Extracted data entries:
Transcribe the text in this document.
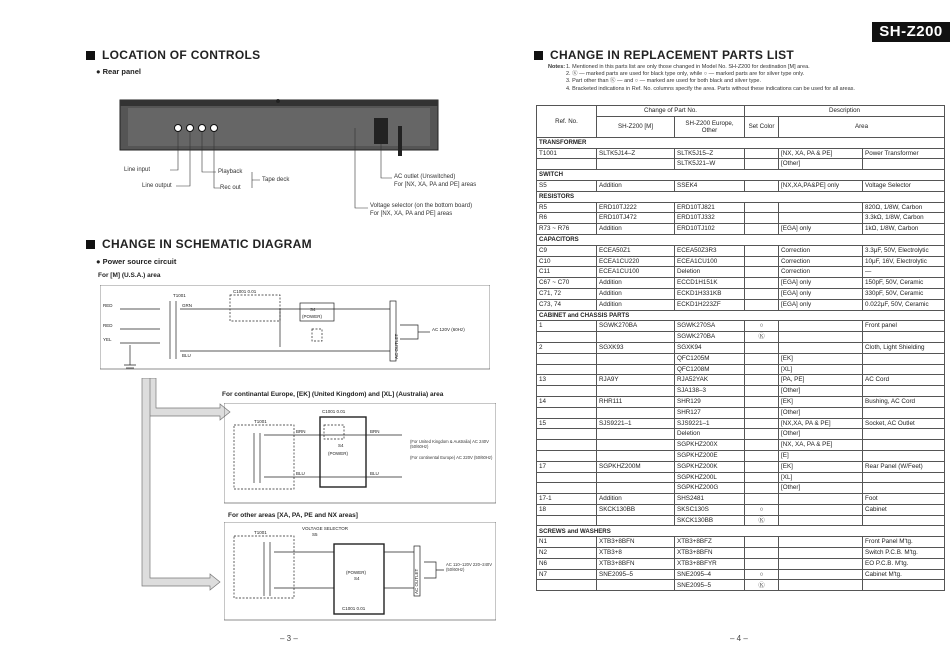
SH-Z200
LOCATION OF CONTROLS
● Rear panel
Line input
Line output
Playback
Rec out
Tape deck	AC outlet (Unswitched)
For [NX, XA, PA and PE] areas
Voltage selector (on the bottom board)
For [NX, XA, PA and PE] areas
CHANGE IN SCHEMATIC DIAGRAM
● Power source circuit
For [M] (U.S.A.) area
RED
RED
YEL
T1001
GRN
BLU
C1001 0.01
S4
(POWER)
AC OUTLET
AC 120V (60Hz)
For continantal Europe, [EK] (United Kingdom) and [XL] (Australia) area
T1001
C1001 0.01
S4
(POWER)
BRN	BRN
BLU	BLU
(For United Kingdom & Australia) AC 240V (50/60Hz)
(For continental Europe) AC 220V (50/60Hz)
For other areas [XA, PA, PE and NX areas]
VOLTAGE SELECTOR
S5
T1001
(POWER)
S4
C1001 0.01
AC OUTLET
AC 110–120V 220–240V (50/60Hz)
– 3 –
CHANGE IN REPLACEMENT PARTS LIST
Notes: 1. Mentioned in this parts list are only those changed in Model No. SH-Z200 for destination [M] area.
2. Ⓚ — marked parts are used for black type only, while ○ — marked parts are for silver type only.
3. Part other than Ⓚ — and ○ — marked are used for both black and silver type.
4. Bracketed indications in Ref. No. columns specify the area. Parts without these indications can be used for all areas.
Ref. No.	Change of Part No.		Description		
	SH-Z200 [M]	SH-Z200 Europe, Other	Set Color	Area	
TRANSFORMER					
T1001	SLTK5J14–Z	SLTK5J15–Z		[NX, XA, PA & PE]	Power Transformer
		SLTK5J21–W		[Other]	
SWITCH					
S5	Addition	SSEK4		[NX,XA,PA&PE] only	Voltage Selector
RESISTORS					
R5	ERD10TJ222	ERD10TJ821			820Ω, 1/8W, Carbon
R6	ERD10TJ472	ERD10TJ332			3.3kΩ, 1/8W, Carbon
R73 ~ R76	Addition	ERD10TJ102		[EGA] only	1kΩ, 1/8W, Carbon
CAPACITORS					
C9	ECEA50Z1	ECEA50Z3R3		Correction	3.3μF, 50V, Electrolytic
C10	ECEA1CU220	ECEA1CU100		Correction	10μF, 16V, Electrolytic
C11	ECEA1CU100	Deletion		Correction	—
C67 ~ C70	Addition	ECCD1H151K		[EGA] only	150pF, 50V, Ceramic
C71, 72	Addition	ECKD1H331KB		[EGA] only	330pF, 50V, Ceramic
C73, 74	Addition	ECKD1H223ZF		[EGA] only	0.022μF, 50V, Ceramic
CABINET and CHASSIS PARTS					
1	SGWK270BA	SGWK270SA	○		Front panel
		SGWK270BA	Ⓚ		
2	SGXK93	SGXK94			Cloth, Light Shielding
		QFC1205M		[EK]	
		QFC1208M		[XL]	
13	RJA9Y	RJA52YAK		[PA, PE]	AC Cord
		SJA138–3		[Other]	
14	RHR111	SHR129		[EK]	Bushing, AC Cord
		SHR127		[Other]	
15	SJS9221–1	SJS9221–1		[NX,XA, PA & PE]	Socket, AC Outlet
		Deletion		[Other]	
		SGPKHZ200X		[NX, XA, PA & PE]	
		SGPKHZ200E		[E]	
17	SGPKHZ200M	SGPKHZ200K		[EK]	Rear Panel (W/Feet)
		SGPKHZ200L		[XL]	
		SGPKHZ200G		[Other]	
17-1	Addition	SHS2481			Foot
18	SKCK130BB	SKSC130S	○		Cabinet
		SKCK130BB	Ⓚ		
SCREWS and WASHERS					
N1	XTB3+8BFN	XTB3+8BFZ			Front Panel M'tg.
N2	XTB3+8	XTB3+8BFN			Switch P.C.B. M'tg.
N6	XTB3+8BFN	XTB3+8BFYR			EO P.C.B. M'tg.
N7	SNE2095–5	SNE2095–4	○		Cabinet M'tg.
		SNE2095–5	Ⓚ		
– 4 –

### AIM
The records above must be printed exactly; the pictures stay out.

### ANSWER TO THIS PROBLEM
Transcribe the text in this document.
SH-Z200
LOCATION OF CONTROLS
● Rear panel
Line input
Line output
Playback
Rec out
Tape deck	AC outlet (Unswitched)
For [NX, XA, PA and PE] areas
Voltage selector (on the bottom board)
For [NX, XA, PA and PE] areas
CHANGE IN SCHEMATIC DIAGRAM
● Power source circuit
For [M] (U.S.A.) area
RED
RED
YEL
T1001
GRN
BLU
C1001 0.01
S4
(POWER)
AC OUTLET
AC 120V (60Hz)
For continantal Europe, [EK] (United Kingdom) and [XL] (Australia) area
T1001
C1001 0.01
S4
(POWER)
BRN	BRN
BLU	BLU
(For United Kingdom & Australia) AC 240V (50/60Hz)
(For continental Europe) AC 220V (50/60Hz)
For other areas [XA, PA, PE and NX areas]
VOLTAGE SELECTOR
S5
T1001
(POWER)
S4
C1001 0.01
AC OUTLET
AC 110–120V 220–240V (50/60Hz)
– 3 –
CHANGE IN REPLACEMENT PARTS LIST
Notes: 1. Mentioned in this parts list are only those changed in Model No. SH-Z200 for destination [M] area.
2. Ⓚ — marked parts are used for black type only, while ○ — marked parts are for silver type only.
3. Part other than Ⓚ — and ○ — marked are used for both black and silver type.
4. Bracketed indications in Ref. No. columns specify the area. Parts without these indications can be used for all areas.
Ref. No.	Change of Part No.		Description		
	SH-Z200 [M]	SH-Z200 Europe, Other	Set Color	Area	
TRANSFORMER					
T1001	SLTK5J14–Z	SLTK5J15–Z		[NX, XA, PA & PE]	Power Transformer
		SLTK5J21–W		[Other]	
SWITCH					
S5	Addition	SSEK4		[NX,XA,PA&PE] only	Voltage Selector
RESISTORS					
R5	ERD10TJ222	ERD10TJ821			820Ω, 1/8W, Carbon
R6	ERD10TJ472	ERD10TJ332			3.3kΩ, 1/8W, Carbon
R73 ~ R76	Addition	ERD10TJ102		[EGA] only	1kΩ, 1/8W, Carbon
CAPACITORS					
C9	ECEA50Z1	ECEA50Z3R3		Correction	3.3μF, 50V, Electrolytic
C10	ECEA1CU220	ECEA1CU100		Correction	10μF, 16V, Electrolytic
C11	ECEA1CU100	Deletion		Correction	—
C67 ~ C70	Addition	ECCD1H151K		[EGA] only	150pF, 50V, Ceramic
C71, 72	Addition	ECKD1H331KB		[EGA] only	330pF, 50V, Ceramic
C73, 74	Addition	ECKD1H223ZF		[EGA] only	0.022μF, 50V, Ceramic
CABINET and CHASSIS PARTS					
1	SGWK270BA	SGWK270SA	○		Front panel
		SGWK270BA	Ⓚ		
2	SGXK93	SGXK94			Cloth, Light Shielding
		QFC1205M		[EK]	
		QFC1208M		[XL]	
13	RJA9Y	RJA52YAK		[PA, PE]	AC Cord
		SJA138–3		[Other]	
14	RHR111	SHR129		[EK]	Bushing, AC Cord
		SHR127		[Other]	
15	SJS9221–1	SJS9221–1		[NX,XA, PA & PE]	Socket, AC Outlet
		Deletion		[Other]	
		SGPKHZ200X		[NX, XA, PA & PE]	
		SGPKHZ200E		[E]	
17	SGPKHZ200M	SGPKHZ200K		[EK]	Rear Panel (W/Feet)
		SGPKHZ200L		[XL]	
		SGPKHZ200G		[Other]	
17-1	Addition	SHS2481			Foot
18	SKCK130BB	SKSC130S	○		Cabinet
		SKCK130BB	Ⓚ		
SCREWS and WASHERS					
N1	XTB3+8BFN	XTB3+8BFZ			Front Panel M'tg.
N2	XTB3+8	XTB3+8BFN			Switch P.C.B. M'tg.
N6	XTB3+8BFN	XTB3+8BFYR			EO P.C.B. M'tg.
N7	SNE2095–5	SNE2095–4	○		Cabinet M'tg.
		SNE2095–5	Ⓚ		
– 4 –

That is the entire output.